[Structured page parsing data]
┌──

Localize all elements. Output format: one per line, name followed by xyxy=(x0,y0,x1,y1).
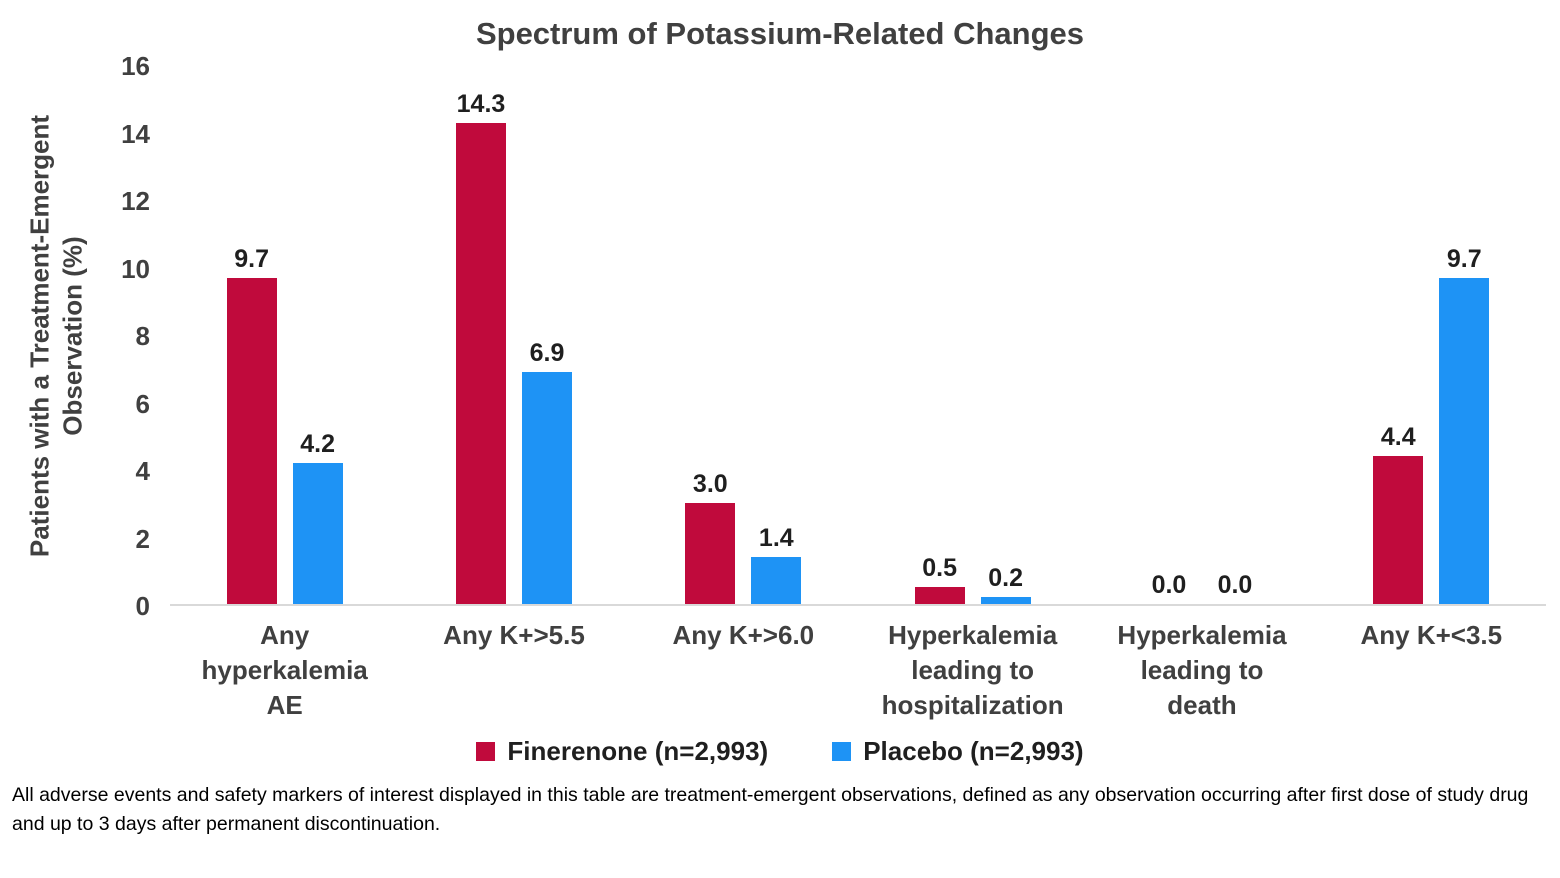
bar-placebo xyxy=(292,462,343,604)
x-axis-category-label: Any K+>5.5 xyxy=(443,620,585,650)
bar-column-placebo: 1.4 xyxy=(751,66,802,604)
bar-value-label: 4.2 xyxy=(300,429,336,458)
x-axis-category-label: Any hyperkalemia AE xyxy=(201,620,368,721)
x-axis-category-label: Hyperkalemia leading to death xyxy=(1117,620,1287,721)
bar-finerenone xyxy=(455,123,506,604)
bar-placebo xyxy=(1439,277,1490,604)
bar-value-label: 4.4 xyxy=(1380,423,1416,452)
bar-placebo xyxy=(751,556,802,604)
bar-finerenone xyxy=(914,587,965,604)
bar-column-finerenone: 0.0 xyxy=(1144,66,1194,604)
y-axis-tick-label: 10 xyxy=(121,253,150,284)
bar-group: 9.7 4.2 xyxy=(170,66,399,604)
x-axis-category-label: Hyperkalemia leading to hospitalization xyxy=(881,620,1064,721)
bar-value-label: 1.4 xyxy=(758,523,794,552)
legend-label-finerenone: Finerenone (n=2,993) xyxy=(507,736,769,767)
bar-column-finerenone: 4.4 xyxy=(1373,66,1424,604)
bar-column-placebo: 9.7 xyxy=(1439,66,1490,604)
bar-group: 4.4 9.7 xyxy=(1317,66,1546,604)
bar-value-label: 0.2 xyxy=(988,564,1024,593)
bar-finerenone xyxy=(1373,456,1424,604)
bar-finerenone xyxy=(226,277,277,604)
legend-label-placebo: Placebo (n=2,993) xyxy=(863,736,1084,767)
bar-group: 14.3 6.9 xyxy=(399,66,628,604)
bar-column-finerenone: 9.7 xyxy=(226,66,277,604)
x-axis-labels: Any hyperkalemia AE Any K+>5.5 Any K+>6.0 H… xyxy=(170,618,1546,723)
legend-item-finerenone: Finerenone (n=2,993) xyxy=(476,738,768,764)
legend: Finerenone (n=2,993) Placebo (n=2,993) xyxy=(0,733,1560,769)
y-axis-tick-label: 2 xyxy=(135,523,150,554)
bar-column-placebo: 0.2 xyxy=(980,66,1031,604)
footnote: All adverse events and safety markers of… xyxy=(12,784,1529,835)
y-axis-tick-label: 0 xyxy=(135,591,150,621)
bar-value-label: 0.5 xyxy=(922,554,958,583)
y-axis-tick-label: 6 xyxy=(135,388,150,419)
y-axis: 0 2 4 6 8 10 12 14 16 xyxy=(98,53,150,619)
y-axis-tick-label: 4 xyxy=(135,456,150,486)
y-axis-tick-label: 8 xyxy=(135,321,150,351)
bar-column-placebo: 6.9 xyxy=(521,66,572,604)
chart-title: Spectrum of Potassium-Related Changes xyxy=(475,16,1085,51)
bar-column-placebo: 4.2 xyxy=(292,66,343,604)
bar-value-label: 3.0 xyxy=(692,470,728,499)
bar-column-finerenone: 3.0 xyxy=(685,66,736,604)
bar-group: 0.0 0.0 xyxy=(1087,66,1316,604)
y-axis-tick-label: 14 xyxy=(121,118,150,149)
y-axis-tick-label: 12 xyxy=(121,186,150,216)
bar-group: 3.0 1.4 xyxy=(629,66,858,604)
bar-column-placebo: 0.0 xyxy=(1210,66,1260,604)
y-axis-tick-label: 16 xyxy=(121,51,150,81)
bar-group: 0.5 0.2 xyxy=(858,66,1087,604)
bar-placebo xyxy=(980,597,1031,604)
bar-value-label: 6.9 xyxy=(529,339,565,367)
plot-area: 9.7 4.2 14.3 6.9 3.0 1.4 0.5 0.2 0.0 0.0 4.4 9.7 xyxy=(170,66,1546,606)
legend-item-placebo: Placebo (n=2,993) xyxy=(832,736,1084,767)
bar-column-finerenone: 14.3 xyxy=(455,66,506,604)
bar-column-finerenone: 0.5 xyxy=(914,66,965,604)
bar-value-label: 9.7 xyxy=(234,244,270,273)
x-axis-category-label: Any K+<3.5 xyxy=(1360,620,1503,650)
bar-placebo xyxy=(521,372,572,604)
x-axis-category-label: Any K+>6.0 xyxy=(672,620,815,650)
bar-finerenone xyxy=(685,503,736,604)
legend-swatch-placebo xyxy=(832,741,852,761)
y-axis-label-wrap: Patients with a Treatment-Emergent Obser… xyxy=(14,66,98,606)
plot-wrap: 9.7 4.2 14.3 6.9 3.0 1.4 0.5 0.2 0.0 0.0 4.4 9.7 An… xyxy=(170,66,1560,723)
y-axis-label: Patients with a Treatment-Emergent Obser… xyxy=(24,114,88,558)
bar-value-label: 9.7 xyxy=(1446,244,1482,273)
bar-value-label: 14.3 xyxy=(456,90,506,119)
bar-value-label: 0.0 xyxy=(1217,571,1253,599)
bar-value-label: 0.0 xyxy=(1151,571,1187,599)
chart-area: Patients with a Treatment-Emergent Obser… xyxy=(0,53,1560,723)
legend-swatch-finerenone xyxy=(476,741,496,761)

└──
┌──

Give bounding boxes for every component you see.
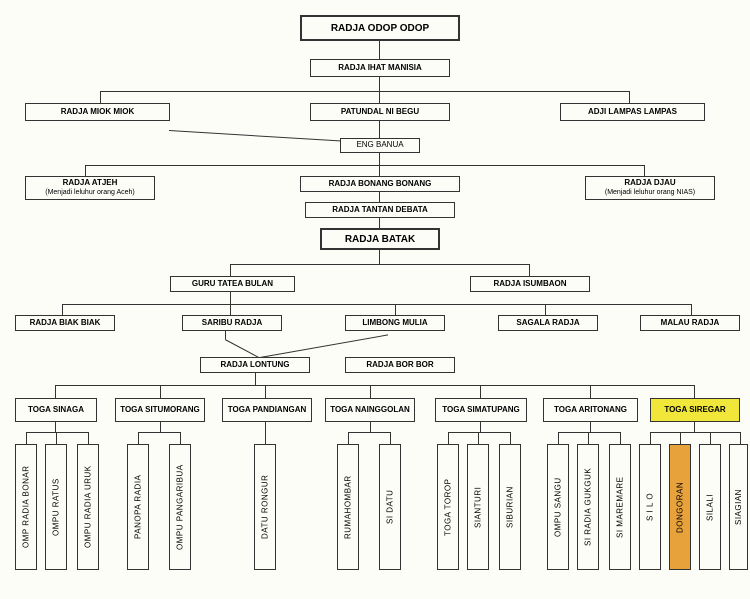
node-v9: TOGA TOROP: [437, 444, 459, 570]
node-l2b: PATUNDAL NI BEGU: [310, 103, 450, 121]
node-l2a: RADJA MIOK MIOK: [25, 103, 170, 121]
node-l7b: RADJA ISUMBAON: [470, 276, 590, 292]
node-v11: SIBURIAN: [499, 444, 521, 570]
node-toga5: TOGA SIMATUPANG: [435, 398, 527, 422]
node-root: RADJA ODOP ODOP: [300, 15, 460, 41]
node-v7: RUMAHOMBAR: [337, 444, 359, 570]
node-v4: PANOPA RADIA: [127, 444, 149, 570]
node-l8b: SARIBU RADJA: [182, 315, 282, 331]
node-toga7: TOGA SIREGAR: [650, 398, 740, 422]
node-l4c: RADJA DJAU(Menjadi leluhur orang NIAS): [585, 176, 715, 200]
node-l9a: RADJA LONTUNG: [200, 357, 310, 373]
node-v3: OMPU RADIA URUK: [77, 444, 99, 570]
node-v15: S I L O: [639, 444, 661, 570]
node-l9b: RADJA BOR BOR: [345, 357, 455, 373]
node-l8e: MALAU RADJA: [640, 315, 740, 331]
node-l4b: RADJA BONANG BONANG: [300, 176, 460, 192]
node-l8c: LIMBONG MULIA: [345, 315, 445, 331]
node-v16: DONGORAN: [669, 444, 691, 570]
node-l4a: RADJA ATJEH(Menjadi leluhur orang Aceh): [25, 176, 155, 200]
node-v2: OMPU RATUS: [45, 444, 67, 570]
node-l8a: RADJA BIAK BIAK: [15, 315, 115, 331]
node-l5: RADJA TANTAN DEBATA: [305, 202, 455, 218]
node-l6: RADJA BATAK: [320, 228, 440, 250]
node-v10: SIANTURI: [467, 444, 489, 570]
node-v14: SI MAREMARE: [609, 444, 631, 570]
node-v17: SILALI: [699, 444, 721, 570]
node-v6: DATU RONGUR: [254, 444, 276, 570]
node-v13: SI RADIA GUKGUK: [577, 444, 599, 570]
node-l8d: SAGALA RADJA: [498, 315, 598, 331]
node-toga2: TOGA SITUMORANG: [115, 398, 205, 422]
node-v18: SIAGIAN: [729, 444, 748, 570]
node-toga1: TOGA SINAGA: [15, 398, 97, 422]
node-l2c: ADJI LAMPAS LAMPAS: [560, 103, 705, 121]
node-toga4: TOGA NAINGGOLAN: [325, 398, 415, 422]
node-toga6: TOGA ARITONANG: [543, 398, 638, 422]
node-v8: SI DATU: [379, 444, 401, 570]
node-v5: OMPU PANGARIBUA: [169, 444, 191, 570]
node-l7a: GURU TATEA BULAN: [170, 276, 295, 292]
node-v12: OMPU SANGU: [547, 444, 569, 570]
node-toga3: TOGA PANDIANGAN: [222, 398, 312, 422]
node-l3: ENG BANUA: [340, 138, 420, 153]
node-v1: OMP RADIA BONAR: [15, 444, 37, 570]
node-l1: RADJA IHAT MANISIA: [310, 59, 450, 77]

└──
┌──

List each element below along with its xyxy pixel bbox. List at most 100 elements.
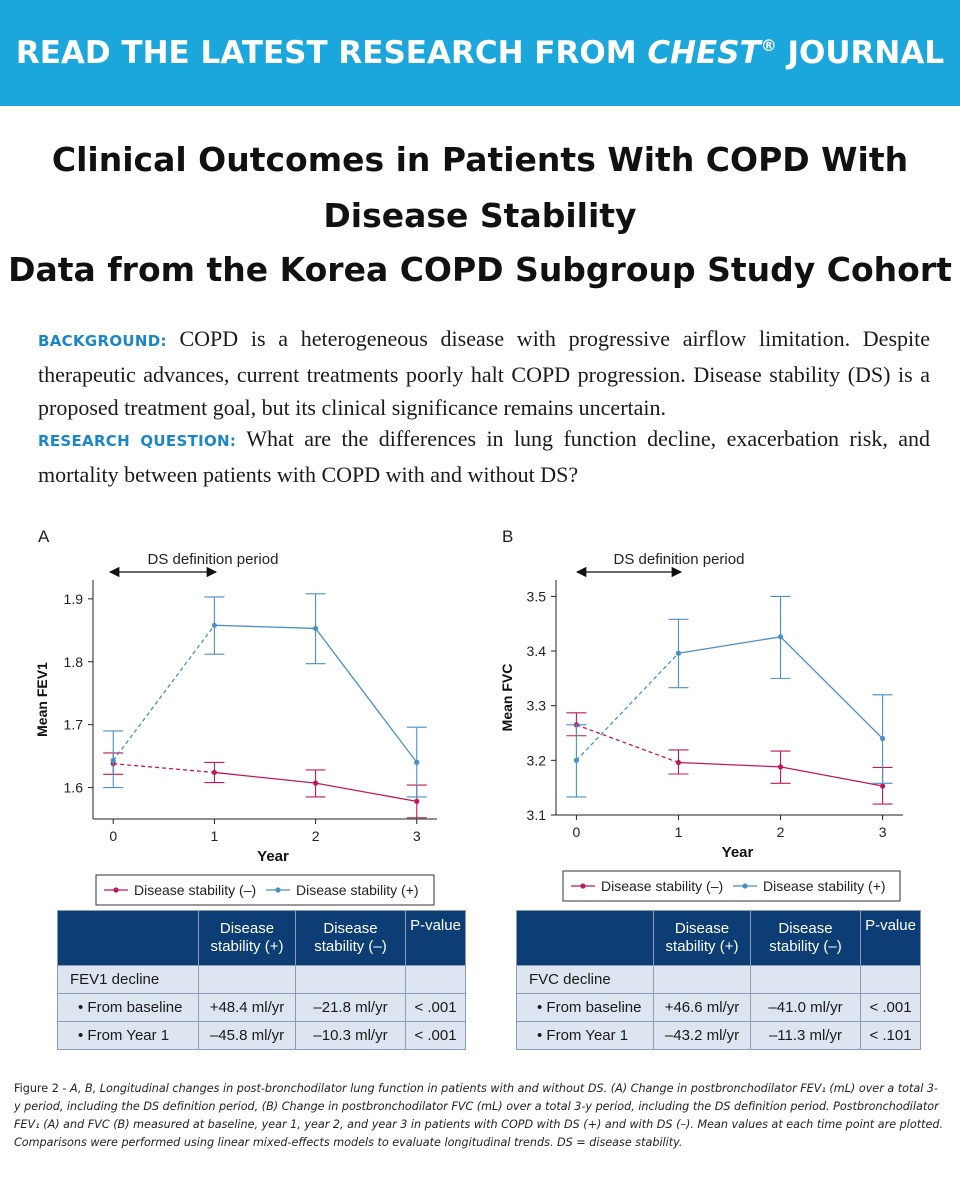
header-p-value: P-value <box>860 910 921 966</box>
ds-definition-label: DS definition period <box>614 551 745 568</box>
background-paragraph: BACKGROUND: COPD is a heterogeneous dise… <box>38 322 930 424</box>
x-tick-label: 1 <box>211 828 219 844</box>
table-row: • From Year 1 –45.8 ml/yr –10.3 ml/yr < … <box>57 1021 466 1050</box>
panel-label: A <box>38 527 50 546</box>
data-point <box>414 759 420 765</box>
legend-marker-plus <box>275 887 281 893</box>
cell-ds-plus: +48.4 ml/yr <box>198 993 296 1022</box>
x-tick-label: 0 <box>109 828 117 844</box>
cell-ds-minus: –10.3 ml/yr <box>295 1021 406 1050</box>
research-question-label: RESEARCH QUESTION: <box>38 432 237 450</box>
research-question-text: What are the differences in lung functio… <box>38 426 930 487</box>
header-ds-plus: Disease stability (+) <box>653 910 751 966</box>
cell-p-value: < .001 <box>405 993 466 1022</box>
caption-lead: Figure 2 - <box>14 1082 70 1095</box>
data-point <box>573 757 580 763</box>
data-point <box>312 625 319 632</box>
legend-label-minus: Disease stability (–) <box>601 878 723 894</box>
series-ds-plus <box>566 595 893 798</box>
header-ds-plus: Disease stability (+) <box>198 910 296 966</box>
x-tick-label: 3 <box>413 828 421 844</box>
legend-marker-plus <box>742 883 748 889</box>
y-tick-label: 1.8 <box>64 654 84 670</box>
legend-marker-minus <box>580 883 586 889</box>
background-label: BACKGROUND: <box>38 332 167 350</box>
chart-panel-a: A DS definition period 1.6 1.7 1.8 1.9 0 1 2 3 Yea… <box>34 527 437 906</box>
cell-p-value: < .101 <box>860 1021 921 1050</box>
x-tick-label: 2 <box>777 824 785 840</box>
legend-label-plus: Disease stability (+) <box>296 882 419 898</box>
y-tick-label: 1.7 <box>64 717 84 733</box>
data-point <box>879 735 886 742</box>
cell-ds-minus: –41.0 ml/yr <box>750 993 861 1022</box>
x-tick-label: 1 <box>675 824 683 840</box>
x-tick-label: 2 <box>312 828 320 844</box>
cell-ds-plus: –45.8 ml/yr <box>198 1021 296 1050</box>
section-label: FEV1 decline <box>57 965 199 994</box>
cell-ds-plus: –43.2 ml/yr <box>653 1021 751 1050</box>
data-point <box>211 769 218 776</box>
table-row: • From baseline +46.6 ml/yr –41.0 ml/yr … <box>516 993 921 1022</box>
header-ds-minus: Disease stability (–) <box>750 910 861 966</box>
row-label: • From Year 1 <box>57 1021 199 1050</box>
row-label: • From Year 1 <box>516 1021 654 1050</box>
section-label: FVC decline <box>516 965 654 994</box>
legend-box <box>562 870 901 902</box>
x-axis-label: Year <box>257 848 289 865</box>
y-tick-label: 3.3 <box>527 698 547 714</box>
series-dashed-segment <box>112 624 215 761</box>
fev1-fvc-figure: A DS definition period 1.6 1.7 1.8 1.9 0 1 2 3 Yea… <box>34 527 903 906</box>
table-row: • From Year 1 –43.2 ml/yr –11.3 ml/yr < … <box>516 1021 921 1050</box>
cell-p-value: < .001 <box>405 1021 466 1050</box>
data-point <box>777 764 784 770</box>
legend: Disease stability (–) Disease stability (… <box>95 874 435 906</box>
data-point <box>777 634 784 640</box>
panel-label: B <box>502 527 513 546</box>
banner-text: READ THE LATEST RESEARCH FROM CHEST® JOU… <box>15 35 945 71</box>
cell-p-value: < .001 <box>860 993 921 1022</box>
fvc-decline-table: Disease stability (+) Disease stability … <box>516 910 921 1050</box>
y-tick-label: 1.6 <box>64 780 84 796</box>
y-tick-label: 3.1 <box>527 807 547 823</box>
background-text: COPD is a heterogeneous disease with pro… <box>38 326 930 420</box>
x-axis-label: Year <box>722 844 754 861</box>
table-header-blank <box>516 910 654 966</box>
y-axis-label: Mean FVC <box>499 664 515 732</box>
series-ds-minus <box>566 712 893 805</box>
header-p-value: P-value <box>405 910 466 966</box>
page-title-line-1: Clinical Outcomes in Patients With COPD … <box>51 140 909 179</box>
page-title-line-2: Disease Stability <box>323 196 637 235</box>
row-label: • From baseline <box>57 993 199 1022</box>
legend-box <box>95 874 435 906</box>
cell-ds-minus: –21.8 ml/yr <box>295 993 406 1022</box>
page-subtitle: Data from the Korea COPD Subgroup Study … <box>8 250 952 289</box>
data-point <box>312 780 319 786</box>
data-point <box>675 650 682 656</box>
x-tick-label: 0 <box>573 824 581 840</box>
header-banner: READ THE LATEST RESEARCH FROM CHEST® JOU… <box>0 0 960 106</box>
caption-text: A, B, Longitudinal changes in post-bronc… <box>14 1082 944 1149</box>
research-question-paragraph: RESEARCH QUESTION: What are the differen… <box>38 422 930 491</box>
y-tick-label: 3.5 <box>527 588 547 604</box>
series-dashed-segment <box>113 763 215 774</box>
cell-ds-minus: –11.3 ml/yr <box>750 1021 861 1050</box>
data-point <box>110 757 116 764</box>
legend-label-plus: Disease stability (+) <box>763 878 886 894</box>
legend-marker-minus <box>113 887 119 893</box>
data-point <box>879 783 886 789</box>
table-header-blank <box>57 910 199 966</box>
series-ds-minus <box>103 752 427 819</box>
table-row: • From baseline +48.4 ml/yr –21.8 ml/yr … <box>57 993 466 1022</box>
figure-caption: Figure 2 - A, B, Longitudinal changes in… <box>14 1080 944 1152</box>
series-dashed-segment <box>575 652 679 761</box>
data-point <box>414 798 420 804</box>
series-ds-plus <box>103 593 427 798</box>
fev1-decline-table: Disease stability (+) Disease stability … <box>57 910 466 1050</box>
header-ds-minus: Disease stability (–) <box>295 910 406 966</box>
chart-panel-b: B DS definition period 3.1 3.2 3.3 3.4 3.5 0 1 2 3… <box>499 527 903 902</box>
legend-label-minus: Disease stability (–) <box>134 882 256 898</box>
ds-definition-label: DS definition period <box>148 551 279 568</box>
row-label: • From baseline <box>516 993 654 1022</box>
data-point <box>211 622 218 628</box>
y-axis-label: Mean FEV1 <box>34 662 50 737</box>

└──

## EXERCISE
Take every line above that includes "OMPU" and list it.

## ANSWER TO THE PROBLEM
node-v3: OMPU RADIA URUK: [77, 444, 99, 570]
node-v2: OMPU RATUS: [45, 444, 67, 570]
node-v5: OMPU PANGARIBUA: [169, 444, 191, 570]
node-v12: OMPU SANGU: [547, 444, 569, 570]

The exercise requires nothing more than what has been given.